Written problem — Convert every line of the entries below into a single numbered list, leaving out any blank lines.

Task data —
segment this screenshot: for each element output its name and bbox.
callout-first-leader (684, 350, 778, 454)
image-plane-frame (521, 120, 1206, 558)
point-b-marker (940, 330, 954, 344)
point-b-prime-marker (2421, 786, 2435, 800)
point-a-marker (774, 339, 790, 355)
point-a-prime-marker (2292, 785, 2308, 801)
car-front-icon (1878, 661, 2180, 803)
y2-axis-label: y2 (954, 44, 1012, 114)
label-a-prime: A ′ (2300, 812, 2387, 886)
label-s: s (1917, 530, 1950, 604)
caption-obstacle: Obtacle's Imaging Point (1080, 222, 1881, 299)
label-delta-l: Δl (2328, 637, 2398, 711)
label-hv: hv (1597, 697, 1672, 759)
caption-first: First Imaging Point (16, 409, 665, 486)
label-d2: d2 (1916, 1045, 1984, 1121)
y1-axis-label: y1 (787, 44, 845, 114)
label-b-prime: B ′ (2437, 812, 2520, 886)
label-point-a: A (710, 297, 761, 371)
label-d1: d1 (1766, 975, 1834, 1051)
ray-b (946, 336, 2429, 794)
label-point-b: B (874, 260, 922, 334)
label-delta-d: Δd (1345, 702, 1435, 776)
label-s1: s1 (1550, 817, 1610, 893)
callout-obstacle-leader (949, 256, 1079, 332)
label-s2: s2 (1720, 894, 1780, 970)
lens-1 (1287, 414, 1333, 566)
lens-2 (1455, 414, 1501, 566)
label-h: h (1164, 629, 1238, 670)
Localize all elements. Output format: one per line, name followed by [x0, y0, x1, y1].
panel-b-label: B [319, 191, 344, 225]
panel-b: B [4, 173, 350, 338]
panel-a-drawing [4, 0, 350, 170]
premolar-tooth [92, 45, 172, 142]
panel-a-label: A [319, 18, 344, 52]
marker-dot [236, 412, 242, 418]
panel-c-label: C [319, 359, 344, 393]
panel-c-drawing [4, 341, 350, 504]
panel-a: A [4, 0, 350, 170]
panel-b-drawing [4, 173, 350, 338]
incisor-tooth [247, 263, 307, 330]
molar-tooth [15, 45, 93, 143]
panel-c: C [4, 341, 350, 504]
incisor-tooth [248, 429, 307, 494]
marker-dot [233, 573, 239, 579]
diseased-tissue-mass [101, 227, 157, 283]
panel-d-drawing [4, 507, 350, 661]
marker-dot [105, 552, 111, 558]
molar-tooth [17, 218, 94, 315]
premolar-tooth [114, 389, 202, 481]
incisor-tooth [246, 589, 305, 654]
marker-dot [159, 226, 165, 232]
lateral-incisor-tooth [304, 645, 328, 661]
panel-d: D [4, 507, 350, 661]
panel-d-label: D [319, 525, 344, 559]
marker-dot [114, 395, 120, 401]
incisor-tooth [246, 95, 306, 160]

Answer to the exercise —
1. segment this screenshot: for each element output its name and bbox.
2. callout-first-leader (684, 350, 778, 454)
3. image-plane-frame (521, 120, 1206, 558)
4. point-b-marker (940, 330, 954, 344)
5. point-b-prime-marker (2421, 786, 2435, 800)
6. point-a-marker (774, 339, 790, 355)
7. point-a-prime-marker (2292, 785, 2308, 801)
8. car-front-icon (1878, 661, 2180, 803)
9. y2-axis-label: y2 (954, 44, 1012, 114)
10. label-a-prime: A ′ (2300, 812, 2387, 886)
11. label-s: s (1917, 530, 1950, 604)
12. caption-obstacle: Obtacle's Imaging Point (1080, 222, 1881, 299)
13. label-delta-l: Δl (2328, 637, 2398, 711)
14. label-hv: hv (1597, 697, 1672, 759)
15. caption-first: First Imaging Point (16, 409, 665, 486)
16. label-d2: d2 (1916, 1045, 1984, 1121)
17. y1-axis-label: y1 (787, 44, 845, 114)
18. label-b-prime: B ′ (2437, 812, 2520, 886)
19. label-point-a: A (710, 297, 761, 371)
20. label-d1: d1 (1766, 975, 1834, 1051)
21. ray-b (946, 336, 2429, 794)
22. label-point-b: B (874, 260, 922, 334)
23. label-delta-d: Δd (1345, 702, 1435, 776)
24. label-s1: s1 (1550, 817, 1610, 893)
25. callout-obstacle-leader (949, 256, 1079, 332)
26. label-s2: s2 (1720, 894, 1780, 970)
27. lens-1 (1287, 414, 1333, 566)
28. lens-2 (1455, 414, 1501, 566)
29. label-h: h (1164, 629, 1238, 670)
30. Localize all elements. Output format: one per line, name followed by [x0, y0, x1, y1].
31. panel-b-label: B [319, 191, 344, 225]
32. panel-b: B [4, 173, 350, 338]
33. panel-a-drawing [4, 0, 350, 170]
34. premolar-tooth [92, 45, 172, 142]
35. panel-a-label: A [319, 18, 344, 52]
36. marker-dot [236, 412, 242, 418]
37. panel-c-label: C [319, 359, 344, 393]
38. panel-c-drawing [4, 341, 350, 504]
39. panel-a: A [4, 0, 350, 170]
40. panel-b-drawing [4, 173, 350, 338]
41. incisor-tooth [247, 263, 307, 330]
42. molar-tooth [15, 45, 93, 143]
43. panel-c: C [4, 341, 350, 504]
44. incisor-tooth [248, 429, 307, 494]
45. marker-dot [233, 573, 239, 579]
46. diseased-tissue-mass [101, 227, 157, 283]
47. panel-d-drawing [4, 507, 350, 661]
48. marker-dot [105, 552, 111, 558]
49. molar-tooth [17, 218, 94, 315]
50. premolar-tooth [114, 389, 202, 481]
51. incisor-tooth [246, 589, 305, 654]
52. marker-dot [159, 226, 165, 232]
53. lateral-incisor-tooth [304, 645, 328, 661]
54. panel-d: D [4, 507, 350, 661]
55. panel-d-label: D [319, 525, 344, 559]
56. marker-dot [114, 395, 120, 401]
57. incisor-tooth [246, 95, 306, 160]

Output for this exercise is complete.